# Objective
All of the data below must be repeated exactly.

# Provided material

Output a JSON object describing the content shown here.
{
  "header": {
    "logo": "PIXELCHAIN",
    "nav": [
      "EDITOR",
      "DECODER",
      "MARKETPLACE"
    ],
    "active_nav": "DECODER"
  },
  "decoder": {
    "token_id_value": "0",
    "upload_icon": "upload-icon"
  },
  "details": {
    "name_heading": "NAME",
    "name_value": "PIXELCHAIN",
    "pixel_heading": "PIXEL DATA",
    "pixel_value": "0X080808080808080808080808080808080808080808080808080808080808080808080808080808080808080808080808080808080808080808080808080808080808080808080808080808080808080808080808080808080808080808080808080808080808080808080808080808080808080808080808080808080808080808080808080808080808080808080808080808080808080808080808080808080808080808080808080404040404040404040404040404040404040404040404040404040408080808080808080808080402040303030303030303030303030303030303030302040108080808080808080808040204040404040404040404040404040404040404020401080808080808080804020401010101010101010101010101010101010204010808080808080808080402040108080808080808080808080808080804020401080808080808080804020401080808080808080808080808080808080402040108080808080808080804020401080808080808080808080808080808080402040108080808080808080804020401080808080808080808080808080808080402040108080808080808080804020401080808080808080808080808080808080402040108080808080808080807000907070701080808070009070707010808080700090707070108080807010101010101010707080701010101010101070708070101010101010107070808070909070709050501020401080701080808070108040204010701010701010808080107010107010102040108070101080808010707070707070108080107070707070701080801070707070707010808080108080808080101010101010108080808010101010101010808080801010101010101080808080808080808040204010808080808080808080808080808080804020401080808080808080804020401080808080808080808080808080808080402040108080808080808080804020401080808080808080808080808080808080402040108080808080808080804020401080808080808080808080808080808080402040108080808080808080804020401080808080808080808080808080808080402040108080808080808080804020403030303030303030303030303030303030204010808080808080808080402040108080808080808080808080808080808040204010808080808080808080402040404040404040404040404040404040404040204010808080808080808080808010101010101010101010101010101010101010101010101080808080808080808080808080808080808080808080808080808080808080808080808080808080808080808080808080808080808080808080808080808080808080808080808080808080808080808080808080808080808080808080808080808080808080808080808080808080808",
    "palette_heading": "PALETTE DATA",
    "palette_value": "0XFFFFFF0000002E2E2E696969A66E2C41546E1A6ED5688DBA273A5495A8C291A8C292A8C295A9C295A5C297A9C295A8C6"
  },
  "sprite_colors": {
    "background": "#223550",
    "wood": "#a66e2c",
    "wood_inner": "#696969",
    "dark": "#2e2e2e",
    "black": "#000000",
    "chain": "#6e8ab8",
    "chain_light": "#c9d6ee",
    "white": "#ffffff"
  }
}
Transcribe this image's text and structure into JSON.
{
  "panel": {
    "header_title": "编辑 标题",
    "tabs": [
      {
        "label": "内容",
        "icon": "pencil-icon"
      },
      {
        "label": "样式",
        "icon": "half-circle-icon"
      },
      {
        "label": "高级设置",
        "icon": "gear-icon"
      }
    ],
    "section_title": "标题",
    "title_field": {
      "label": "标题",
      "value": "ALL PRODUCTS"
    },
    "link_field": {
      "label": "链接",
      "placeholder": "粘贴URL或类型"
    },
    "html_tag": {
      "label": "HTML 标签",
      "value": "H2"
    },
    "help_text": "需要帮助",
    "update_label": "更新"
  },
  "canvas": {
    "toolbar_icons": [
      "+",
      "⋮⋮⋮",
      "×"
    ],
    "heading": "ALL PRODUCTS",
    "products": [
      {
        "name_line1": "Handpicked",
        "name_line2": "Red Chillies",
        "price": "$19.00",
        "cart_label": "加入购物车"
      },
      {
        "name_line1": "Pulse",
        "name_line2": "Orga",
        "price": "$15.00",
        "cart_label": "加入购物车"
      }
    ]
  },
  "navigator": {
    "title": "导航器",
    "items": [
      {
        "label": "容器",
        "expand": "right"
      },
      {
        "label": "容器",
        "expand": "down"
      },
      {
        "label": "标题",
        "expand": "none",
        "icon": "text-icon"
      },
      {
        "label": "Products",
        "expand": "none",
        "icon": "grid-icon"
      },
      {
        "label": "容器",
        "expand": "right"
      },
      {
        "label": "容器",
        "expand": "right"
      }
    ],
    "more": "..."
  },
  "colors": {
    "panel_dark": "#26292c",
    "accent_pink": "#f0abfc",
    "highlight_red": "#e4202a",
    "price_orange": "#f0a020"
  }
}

# The completed task
Output a JSON object describing the content shown here.
{
  "header": {
    "logo": "PIXELCHAIN",
    "nav": [
      "EDITOR",
      "DECODER",
      "MARKETPLACE"
    ],
    "active_nav": "DECODER"
  },
  "decoder": {
    "token_id_value": "0",
    "upload_icon": "upload-icon"
  },
  "details": {
    "name_heading": "NAME",
    "name_value": "PIXELCHAIN",
    "pixel_heading": "PIXEL DATA",
    "pixel_value": "0X080808080808080808080808080808080808080808080808080808080808080808080808080808080808080808080808080808080808080808080808080808080808080808080808080808080808080808080808080808080808080808080808080808080808080808080808080808080808080808080808080808080808080808080808080808080808080808080808080808080808080808080808080808080808080808080808080404040404040404040404040404040404040404040404040404040408080808080808080808080402040303030303030303030303030303030303030302040108080808080808080808040204040404040404040404040404040404040404020401080808080808080804020401010101010101010101010101010101010204010808080808080808080402040108080808080808080808080808080804020401080808080808080804020401080808080808080808080808080808080402040108080808080808080804020401080808080808080808080808080808080402040108080808080808080804020401080808080808080808080808080808080402040108080808080808080804020401080808080808080808080808080808080402040108080808080808080807000907070701080808070009070707010808080700090707070108080807010101010101010707080701010101010101070708070101010101010107070808070909070709050501020401080701080808070108040204010701010701010808080107010107010102040108070101080808010707070707070108080107070707070701080801070707070707010808080108080808080101010101010108080808010101010101010808080801010101010101080808080808080808040204010808080808080808080808080808080804020401080808080808080804020401080808080808080808080808080808080402040108080808080808080804020401080808080808080808080808080808080402040108080808080808080804020401080808080808080808080808080808080402040108080808080808080804020401080808080808080808080808080808080402040108080808080808080804020403030303030303030303030303030303030204010808080808080808080402040108080808080808080808080808080808040204010808080808080808080402040404040404040404040404040404040404040204010808080808080808080808010101010101010101010101010101010101010101010101080808080808080808080808080808080808080808080808080808080808080808080808080808080808080808080808080808080808080808080808080808080808080808080808080808080808080808080808080808080808080808080808080808080808080808080808080808080808",
    "palette_heading": "PALETTE DATA",
    "palette_value": "0XFFFFFF0000002E2E2E696969A66E2C41546E1A6ED5688DBA273A5495A8C291A8C292A8C295A9C295A5C297A9C295A8C6"
  },
  "sprite_colors": {
    "background": "#223550",
    "wood": "#a66e2c",
    "wood_inner": "#696969",
    "dark": "#2e2e2e",
    "black": "#000000",
    "chain": "#6e8ab8",
    "chain_light": "#c9d6ee",
    "white": "#ffffff"
  }
}
Transcribe this image's text and structure into JSON.
{
  "panel": {
    "header_title": "编辑 标题",
    "tabs": [
      {
        "label": "内容",
        "icon": "pencil-icon"
      },
      {
        "label": "样式",
        "icon": "half-circle-icon"
      },
      {
        "label": "高级设置",
        "icon": "gear-icon"
      }
    ],
    "section_title": "标题",
    "title_field": {
      "label": "标题",
      "value": "ALL PRODUCTS"
    },
    "link_field": {
      "label": "链接",
      "placeholder": "粘贴URL或类型"
    },
    "html_tag": {
      "label": "HTML 标签",
      "value": "H2"
    },
    "help_text": "需要帮助",
    "update_label": "更新"
  },
  "canvas": {
    "toolbar_icons": [
      "+",
      "⋮⋮⋮",
      "×"
    ],
    "heading": "ALL PRODUCTS",
    "products": [
      {
        "name_line1": "Handpicked",
        "name_line2": "Red Chillies",
        "price": "$19.00",
        "cart_label": "加入购物车"
      },
      {
        "name_line1": "Pulse",
        "name_line2": "Orga",
        "price": "$15.00",
        "cart_label": "加入购物车"
      }
    ]
  },
  "navigator": {
    "title": "导航器",
    "items": [
      {
        "label": "容器",
        "expand": "right"
      },
      {
        "label": "容器",
        "expand": "down"
      },
      {
        "label": "标题",
        "expand": "none",
        "icon": "text-icon"
      },
      {
        "label": "Products",
        "expand": "none",
        "icon": "grid-icon"
      },
      {
        "label": "容器",
        "expand": "right"
      },
      {
        "label": "容器",
        "expand": "right"
      }
    ],
    "more": "..."
  },
  "colors": {
    "panel_dark": "#26292c",
    "accent_pink": "#f0abfc",
    "highlight_red": "#e4202a",
    "price_orange": "#f0a020"
  }
}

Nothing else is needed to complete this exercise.